▶ **WHAT THE EXERCISE ASKS**: Skip the pictures and extract all of the lines exactly as written.

▶ **DATA SECTION**:

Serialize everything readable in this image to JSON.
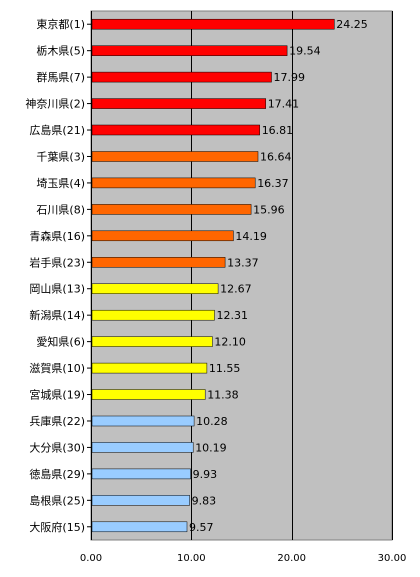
{
  "chart_data": {
    "type": "bar",
    "orientation": "horizontal",
    "categories": [
      "東京都(1)",
      "栃木県(5)",
      "群馬県(7)",
      "神奈川県(2)",
      "広島県(21)",
      "千葉県(3)",
      "埼玉県(4)",
      "石川県(8)",
      "青森県(16)",
      "岩手県(23)",
      "岡山県(13)",
      "新潟県(14)",
      "愛知県(6)",
      "滋賀県(10)",
      "宮城県(19)",
      "兵庫県(22)",
      "大分県(30)",
      "徳島県(29)",
      "島根県(25)",
      "大阪府(15)"
    ],
    "values": [
      24.25,
      19.54,
      17.99,
      17.41,
      16.81,
      16.64,
      16.37,
      15.96,
      14.19,
      13.37,
      12.67,
      12.31,
      12.1,
      11.55,
      11.38,
      10.28,
      10.19,
      9.93,
      9.83,
      9.57
    ],
    "value_labels": [
      "24.25",
      "19.54",
      "17.99",
      "17.41",
      "16.81",
      "16.64",
      "16.37",
      "15.96",
      "14.19",
      "13.37",
      "12.67",
      "12.31",
      "12.10",
      "11.55",
      "11.38",
      "10.28",
      "10.19",
      "9.93",
      "9.83",
      "9.57"
    ],
    "bar_colors": [
      "#ff0000",
      "#ff0000",
      "#ff0000",
      "#ff0000",
      "#ff0000",
      "#ff6600",
      "#ff6600",
      "#ff6600",
      "#ff6600",
      "#ff6600",
      "#ffff00",
      "#ffff00",
      "#ffff00",
      "#ffff00",
      "#ffff00",
      "#99ccff",
      "#99ccff",
      "#99ccff",
      "#99ccff",
      "#99ccff"
    ],
    "xlim": [
      0,
      30
    ],
    "xticks": [
      0,
      10,
      20,
      30
    ],
    "xtick_labels": [
      "0.00",
      "10.00",
      "20.00",
      "30.00"
    ],
    "grid": true,
    "plot_background": "#c0c0c0",
    "gridline_color": "#000000",
    "title": "",
    "xlabel": "",
    "ylabel": ""
  }
}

▶ **EXERCISE RESPONSE**:
Serialize everything readable in this image to JSON.
{
  "chart_data": {
    "type": "bar",
    "orientation": "horizontal",
    "categories": [
      "東京都(1)",
      "栃木県(5)",
      "群馬県(7)",
      "神奈川県(2)",
      "広島県(21)",
      "千葉県(3)",
      "埼玉県(4)",
      "石川県(8)",
      "青森県(16)",
      "岩手県(23)",
      "岡山県(13)",
      "新潟県(14)",
      "愛知県(6)",
      "滋賀県(10)",
      "宮城県(19)",
      "兵庫県(22)",
      "大分県(30)",
      "徳島県(29)",
      "島根県(25)",
      "大阪府(15)"
    ],
    "values": [
      24.25,
      19.54,
      17.99,
      17.41,
      16.81,
      16.64,
      16.37,
      15.96,
      14.19,
      13.37,
      12.67,
      12.31,
      12.1,
      11.55,
      11.38,
      10.28,
      10.19,
      9.93,
      9.83,
      9.57
    ],
    "value_labels": [
      "24.25",
      "19.54",
      "17.99",
      "17.41",
      "16.81",
      "16.64",
      "16.37",
      "15.96",
      "14.19",
      "13.37",
      "12.67",
      "12.31",
      "12.10",
      "11.55",
      "11.38",
      "10.28",
      "10.19",
      "9.93",
      "9.83",
      "9.57"
    ],
    "bar_colors": [
      "#ff0000",
      "#ff0000",
      "#ff0000",
      "#ff0000",
      "#ff0000",
      "#ff6600",
      "#ff6600",
      "#ff6600",
      "#ff6600",
      "#ff6600",
      "#ffff00",
      "#ffff00",
      "#ffff00",
      "#ffff00",
      "#ffff00",
      "#99ccff",
      "#99ccff",
      "#99ccff",
      "#99ccff",
      "#99ccff"
    ],
    "xlim": [
      0,
      30
    ],
    "xticks": [
      0,
      10,
      20,
      30
    ],
    "xtick_labels": [
      "0.00",
      "10.00",
      "20.00",
      "30.00"
    ],
    "grid": true,
    "plot_background": "#c0c0c0",
    "gridline_color": "#000000",
    "title": "",
    "xlabel": "",
    "ylabel": ""
  }
}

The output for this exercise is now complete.